= The task =
Write out each line of the material again, word for word.

= Working data =
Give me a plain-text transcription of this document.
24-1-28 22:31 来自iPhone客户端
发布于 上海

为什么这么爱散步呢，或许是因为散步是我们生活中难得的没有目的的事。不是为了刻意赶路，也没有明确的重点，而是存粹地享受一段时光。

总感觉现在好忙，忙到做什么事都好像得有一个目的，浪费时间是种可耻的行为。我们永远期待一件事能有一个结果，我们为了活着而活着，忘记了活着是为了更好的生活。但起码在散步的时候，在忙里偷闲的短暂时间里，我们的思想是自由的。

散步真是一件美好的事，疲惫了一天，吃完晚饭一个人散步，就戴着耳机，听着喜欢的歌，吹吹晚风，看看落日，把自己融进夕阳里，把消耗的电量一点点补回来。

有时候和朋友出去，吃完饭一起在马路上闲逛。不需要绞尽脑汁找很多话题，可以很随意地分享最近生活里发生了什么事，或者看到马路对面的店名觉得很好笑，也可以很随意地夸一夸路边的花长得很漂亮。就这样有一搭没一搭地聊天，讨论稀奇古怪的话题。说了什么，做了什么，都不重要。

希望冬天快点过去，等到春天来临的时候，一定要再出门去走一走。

= Exercise answer =
Give me a plain-text transcription of this document.
24-1-28 22:31 来自iPhone客户端
发布于 上海

为什么这么爱散步呢，或许是因为散步是我们生活中难得的没有目的的事。不是为了刻意赶路，也没有明确的重点，而是存粹地享受一段时光。

总感觉现在好忙，忙到做什么事都好像得有一个目的，浪费时间是种可耻的行为。我们永远期待一件事能有一个结果，我们为了活着而活着，忘记了活着是为了更好的生活。但起码在散步的时候，在忙里偷闲的短暂时间里，我们的思想是自由的。

散步真是一件美好的事，疲惫了一天，吃完晚饭一个人散步，就戴着耳机，听着喜欢的歌，吹吹晚风，看看落日，把自己融进夕阳里，把消耗的电量一点点补回来。

有时候和朋友出去，吃完饭一起在马路上闲逛。不需要绞尽脑汁找很多话题，可以很随意地分享最近生活里发生了什么事，或者看到马路对面的店名觉得很好笑，也可以很随意地夸一夸路边的花长得很漂亮。就这样有一搭没一搭地聊天，讨论稀奇古怪的话题。说了什么，做了什么，都不重要。

希望冬天快点过去，等到春天来临的时候，一定要再出门去走一走。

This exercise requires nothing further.